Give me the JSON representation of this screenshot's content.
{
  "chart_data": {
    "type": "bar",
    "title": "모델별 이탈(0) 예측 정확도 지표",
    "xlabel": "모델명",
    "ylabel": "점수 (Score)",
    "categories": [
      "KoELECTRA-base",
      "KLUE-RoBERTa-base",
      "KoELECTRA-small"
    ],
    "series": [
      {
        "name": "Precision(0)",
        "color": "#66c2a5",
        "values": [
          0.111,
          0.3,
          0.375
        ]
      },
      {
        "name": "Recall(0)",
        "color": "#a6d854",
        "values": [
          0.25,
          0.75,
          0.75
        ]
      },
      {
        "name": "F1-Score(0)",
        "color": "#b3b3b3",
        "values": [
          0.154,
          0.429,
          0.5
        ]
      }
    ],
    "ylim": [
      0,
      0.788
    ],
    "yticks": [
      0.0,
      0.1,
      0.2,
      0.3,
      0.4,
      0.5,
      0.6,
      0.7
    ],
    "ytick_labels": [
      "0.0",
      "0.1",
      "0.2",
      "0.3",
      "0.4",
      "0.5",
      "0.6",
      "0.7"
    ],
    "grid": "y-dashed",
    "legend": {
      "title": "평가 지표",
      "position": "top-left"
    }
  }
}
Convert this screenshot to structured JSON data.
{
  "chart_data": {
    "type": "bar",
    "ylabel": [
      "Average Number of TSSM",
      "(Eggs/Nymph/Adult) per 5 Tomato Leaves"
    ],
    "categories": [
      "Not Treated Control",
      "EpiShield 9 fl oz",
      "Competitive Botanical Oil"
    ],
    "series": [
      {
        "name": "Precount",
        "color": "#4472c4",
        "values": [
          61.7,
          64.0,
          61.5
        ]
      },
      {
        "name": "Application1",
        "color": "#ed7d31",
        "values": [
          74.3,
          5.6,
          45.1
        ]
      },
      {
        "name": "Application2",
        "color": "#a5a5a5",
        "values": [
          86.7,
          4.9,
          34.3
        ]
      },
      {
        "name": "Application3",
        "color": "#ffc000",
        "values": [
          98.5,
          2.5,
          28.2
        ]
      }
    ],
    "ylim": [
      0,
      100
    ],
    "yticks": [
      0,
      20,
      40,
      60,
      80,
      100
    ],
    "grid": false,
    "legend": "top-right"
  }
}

--- --- ---

What the exercise asks
Find how many lines in the listing contain the word "screenshot" and give that count alone.

Solution for this exercise
2